Goal
Using the entries that follow, collect the lines where the word "Tensile" appears.

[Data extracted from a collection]

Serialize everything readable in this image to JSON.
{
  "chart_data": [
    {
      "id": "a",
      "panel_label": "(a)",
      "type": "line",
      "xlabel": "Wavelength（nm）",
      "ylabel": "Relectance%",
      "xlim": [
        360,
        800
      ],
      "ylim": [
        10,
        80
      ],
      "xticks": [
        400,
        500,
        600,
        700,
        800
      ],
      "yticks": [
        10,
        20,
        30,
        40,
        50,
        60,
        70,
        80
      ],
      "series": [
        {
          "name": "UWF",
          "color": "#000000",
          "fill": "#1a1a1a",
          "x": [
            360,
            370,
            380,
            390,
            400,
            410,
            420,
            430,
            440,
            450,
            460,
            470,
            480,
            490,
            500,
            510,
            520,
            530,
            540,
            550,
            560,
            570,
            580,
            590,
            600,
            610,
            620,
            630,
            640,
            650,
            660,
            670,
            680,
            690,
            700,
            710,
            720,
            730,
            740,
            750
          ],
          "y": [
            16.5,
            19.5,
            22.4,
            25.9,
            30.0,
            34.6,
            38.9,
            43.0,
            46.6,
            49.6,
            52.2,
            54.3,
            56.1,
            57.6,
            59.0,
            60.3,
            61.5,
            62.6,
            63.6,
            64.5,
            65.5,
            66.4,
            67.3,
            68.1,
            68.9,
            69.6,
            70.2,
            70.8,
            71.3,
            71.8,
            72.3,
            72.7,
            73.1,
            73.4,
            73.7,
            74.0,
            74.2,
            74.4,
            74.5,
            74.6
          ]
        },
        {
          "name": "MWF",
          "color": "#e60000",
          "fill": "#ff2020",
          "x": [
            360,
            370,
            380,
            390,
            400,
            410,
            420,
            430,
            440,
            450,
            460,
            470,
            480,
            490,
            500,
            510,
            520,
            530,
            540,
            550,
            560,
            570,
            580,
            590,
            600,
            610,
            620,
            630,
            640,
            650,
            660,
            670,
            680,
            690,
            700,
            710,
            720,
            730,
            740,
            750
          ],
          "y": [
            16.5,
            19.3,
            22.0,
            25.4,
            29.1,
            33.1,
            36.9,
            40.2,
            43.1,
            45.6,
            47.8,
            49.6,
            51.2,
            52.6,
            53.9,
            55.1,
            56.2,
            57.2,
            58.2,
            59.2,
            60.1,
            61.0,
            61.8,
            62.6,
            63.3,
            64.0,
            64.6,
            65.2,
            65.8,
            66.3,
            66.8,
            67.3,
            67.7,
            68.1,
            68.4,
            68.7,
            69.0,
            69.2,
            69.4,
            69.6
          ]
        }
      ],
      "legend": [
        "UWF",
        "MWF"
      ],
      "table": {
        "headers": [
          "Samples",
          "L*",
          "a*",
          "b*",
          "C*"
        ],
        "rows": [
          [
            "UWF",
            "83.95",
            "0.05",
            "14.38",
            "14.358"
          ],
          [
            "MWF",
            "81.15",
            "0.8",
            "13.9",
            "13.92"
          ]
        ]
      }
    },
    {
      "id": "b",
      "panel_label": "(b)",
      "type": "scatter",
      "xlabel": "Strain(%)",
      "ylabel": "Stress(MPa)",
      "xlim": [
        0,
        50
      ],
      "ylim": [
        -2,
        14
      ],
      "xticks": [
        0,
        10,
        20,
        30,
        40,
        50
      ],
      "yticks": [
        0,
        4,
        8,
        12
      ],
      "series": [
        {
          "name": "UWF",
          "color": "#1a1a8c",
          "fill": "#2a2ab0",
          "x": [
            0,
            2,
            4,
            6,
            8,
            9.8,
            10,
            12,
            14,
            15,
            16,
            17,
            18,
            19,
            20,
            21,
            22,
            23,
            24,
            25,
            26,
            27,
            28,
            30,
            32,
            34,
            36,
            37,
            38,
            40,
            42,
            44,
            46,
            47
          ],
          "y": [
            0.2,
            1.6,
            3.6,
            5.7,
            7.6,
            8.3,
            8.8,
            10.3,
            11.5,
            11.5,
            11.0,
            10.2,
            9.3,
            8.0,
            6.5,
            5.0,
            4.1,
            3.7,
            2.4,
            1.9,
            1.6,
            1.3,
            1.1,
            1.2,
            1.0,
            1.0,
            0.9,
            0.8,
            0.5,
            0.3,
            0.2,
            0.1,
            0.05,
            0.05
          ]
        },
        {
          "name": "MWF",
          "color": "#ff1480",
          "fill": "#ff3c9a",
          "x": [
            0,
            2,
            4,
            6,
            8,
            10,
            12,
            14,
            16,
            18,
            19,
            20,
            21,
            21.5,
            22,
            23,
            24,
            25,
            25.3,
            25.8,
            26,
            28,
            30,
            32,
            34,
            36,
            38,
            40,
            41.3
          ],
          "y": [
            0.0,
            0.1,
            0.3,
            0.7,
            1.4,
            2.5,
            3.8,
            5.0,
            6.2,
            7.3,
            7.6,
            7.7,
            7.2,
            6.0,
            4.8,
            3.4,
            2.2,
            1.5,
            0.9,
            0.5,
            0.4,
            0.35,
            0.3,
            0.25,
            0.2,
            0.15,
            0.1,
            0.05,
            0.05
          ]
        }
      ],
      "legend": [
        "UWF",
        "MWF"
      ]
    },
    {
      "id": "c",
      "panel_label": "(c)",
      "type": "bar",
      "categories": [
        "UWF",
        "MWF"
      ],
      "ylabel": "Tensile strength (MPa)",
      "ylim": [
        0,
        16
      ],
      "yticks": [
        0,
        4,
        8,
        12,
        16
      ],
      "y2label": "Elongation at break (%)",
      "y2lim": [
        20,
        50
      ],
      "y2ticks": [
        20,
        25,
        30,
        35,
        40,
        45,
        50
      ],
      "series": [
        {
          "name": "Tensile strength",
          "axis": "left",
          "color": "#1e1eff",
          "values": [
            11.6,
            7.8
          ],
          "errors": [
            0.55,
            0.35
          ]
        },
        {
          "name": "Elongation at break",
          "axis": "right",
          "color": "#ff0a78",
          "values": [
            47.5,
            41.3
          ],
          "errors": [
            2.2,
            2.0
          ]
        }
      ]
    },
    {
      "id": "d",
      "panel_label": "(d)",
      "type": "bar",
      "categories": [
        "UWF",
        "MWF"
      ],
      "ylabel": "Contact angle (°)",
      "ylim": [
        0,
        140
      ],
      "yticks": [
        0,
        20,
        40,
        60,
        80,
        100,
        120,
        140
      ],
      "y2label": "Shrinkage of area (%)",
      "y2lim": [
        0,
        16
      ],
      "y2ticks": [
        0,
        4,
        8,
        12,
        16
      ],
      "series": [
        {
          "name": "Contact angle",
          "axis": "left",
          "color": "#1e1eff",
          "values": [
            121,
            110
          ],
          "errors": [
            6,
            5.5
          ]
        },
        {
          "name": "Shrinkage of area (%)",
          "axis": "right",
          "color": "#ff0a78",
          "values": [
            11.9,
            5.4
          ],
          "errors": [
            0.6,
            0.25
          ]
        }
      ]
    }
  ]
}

Response to the task
      "ylabel": "Tensile strength (MPa)",
          "name": "Tensile strength",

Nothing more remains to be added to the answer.